Input =>
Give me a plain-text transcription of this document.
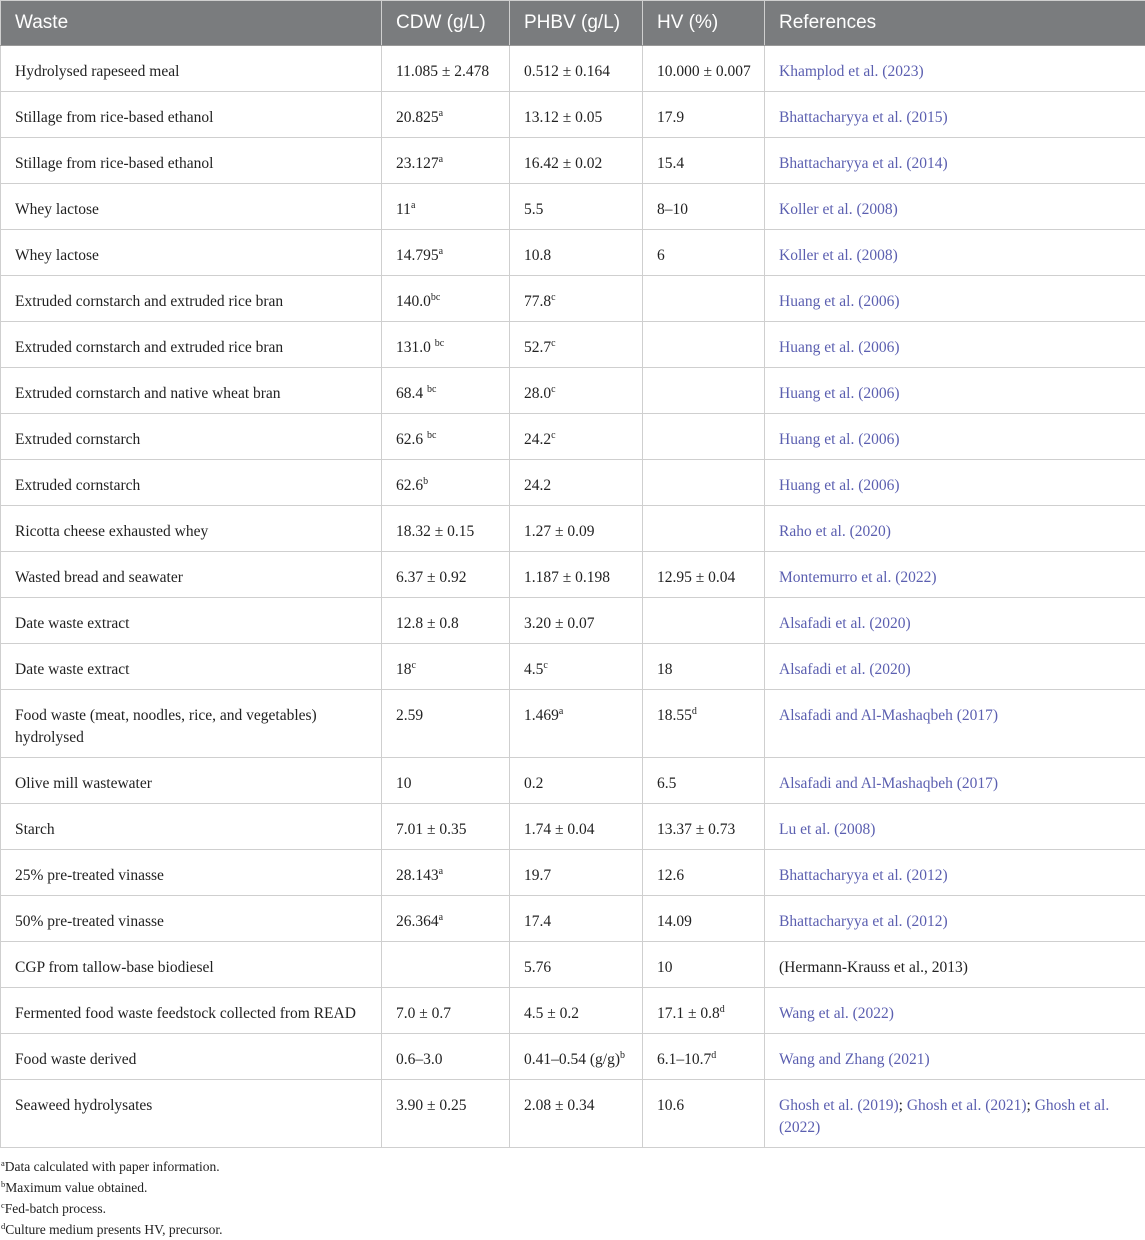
Waste	CDW (g/L)	PHBV (g/L)	HV (%)	References
Hydrolysed rapeseed meal	11.085 ± 2.478	0.512 ± 0.164	10.000 ± 0.007	Khamplod et al. (2023)
Stillage from rice-based ethanol	20.825$^a$	13.12 ± 0.05	17.9	Bhattacharyya et al. (2015)
Stillage from rice-based ethanol	23.127$^a$	16.42 ± 0.02	15.4	Bhattacharyya et al. (2014)
Whey lactose	11$^a$	5.5	8–10	Koller et al. (2008)
Whey lactose	14.795$^a$	10.8	6	Koller et al. (2008)
Extruded cornstarch and extruded rice bran	140.0$^{bc}$	77.8$^c$		Huang et al. (2006)
Extruded cornstarch and extruded rice bran	131.0 $^{bc}$	52.7$^c$		Huang et al. (2006)
Extruded cornstarch and native wheat bran	68.4 $^{bc}$	28.0$^c$		Huang et al. (2006)
Extruded cornstarch	62.6 $^{bc}$	24.2$^c$		Huang et al. (2006)
Extruded cornstarch	62.6$^b$	24.2		Huang et al. (2006)
Ricotta cheese exhausted whey	18.32 ± 0.15	1.27 ± 0.09		Raho et al. (2020)
Wasted bread and seawater	6.37 ± 0.92	1.187 ± 0.198	12.95 ± 0.04	Montemurro et al. (2022)
Date waste extract	12.8 ± 0.8	3.20 ± 0.07		Alsafadi et al. (2020)
Date waste extract	18$^c$	4.5$^c$	18	Alsafadi et al. (2020)
Food waste (meat, noodles, rice, and vegetables) hydrolysed	2.59	1.469$^a$	18.55$^d$	Alsafadi and Al-Mashaqbeh (2017)
Olive mill wastewater	10	0.2	6.5	Alsafadi and Al-Mashaqbeh (2017)
Starch	7.01 ± 0.35	1.74 ± 0.04	13.37 ± 0.73	Lu et al. (2008)
25% pre-treated vinasse	28.143$^a$	19.7	12.6	Bhattacharyya et al. (2012)
50% pre-treated vinasse	26.364$^a$	17.4	14.09	Bhattacharyya et al. (2012)
CGP from tallow-base biodiesel		5.76	10	(Hermann-Krauss et al., 2013)
Fermented food waste feedstock collected from READ	7.0 ± 0.7	4.5 ± 0.2	17.1 ± 0.8$^d$	Wang et al. (2022)
Food waste derived	0.6–3.0	0.41–0.54 $(g/g)^b$	6.1–10.7$^d$	Wang and Zhang (2021)
Seaweed hydrolysates	3.90 ± 0.25	2.08 ± 0.34	10.6	Ghosh et al. (2019); Ghosh et al. (2021); Ghosh et al. (2022)
$^a$Data calculated with paper information.
$^b$Maximum value obtained.
$^c$Fed-batch process.
$^d$Culture medium presents HV, precursor.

Exercise description =>
In the listing above, locate each line with "ethanol" and copy it.

Response =>
Stillage from rice-based ethanol	20.825$^a$	13.12 ± 0.05	17.9	Bhattacharyya et al. (2015)
Stillage from rice-based ethanol	23.127$^a$	16.42 ± 0.02	15.4	Bhattacharyya et al. (2014)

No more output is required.